**Provided entries**
================================

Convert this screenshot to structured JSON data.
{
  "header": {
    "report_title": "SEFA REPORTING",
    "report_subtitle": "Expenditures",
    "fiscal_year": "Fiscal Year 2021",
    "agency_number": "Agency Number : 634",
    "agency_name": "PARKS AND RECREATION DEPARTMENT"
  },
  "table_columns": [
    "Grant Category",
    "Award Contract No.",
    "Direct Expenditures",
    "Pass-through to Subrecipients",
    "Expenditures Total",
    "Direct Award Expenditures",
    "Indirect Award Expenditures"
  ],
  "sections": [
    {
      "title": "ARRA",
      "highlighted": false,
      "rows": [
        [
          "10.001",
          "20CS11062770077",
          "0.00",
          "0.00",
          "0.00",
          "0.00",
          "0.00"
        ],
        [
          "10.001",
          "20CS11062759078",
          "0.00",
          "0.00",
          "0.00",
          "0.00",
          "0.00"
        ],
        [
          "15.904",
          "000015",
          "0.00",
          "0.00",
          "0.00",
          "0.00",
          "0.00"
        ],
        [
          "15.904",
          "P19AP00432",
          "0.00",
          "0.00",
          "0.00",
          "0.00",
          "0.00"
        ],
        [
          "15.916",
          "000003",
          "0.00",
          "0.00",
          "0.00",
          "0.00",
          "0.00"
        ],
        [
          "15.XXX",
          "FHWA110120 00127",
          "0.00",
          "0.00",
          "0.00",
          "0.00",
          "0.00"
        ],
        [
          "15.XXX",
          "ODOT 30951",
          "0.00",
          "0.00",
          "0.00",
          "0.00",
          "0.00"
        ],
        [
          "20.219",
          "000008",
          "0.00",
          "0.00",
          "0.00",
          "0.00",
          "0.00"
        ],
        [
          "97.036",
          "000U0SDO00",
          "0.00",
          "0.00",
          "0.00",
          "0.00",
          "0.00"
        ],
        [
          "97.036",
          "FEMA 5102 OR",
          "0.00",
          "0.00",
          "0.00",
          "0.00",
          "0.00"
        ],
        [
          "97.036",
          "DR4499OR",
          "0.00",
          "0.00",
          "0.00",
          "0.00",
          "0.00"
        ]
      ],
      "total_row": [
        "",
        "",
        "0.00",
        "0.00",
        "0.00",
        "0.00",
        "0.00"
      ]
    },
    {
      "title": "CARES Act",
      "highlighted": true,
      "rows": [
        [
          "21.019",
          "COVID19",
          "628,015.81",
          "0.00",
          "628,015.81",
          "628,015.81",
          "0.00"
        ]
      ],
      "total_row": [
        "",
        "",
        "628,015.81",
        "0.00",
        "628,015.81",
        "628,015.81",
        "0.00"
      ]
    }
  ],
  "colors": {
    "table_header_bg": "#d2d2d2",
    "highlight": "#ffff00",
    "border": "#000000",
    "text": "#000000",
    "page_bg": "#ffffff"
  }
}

================================

**What you are asked to do**
Working from the entries above, return all lines that contain "highlighted".

**Exercise response**
      "highlighted": false,
      "highlighted": true,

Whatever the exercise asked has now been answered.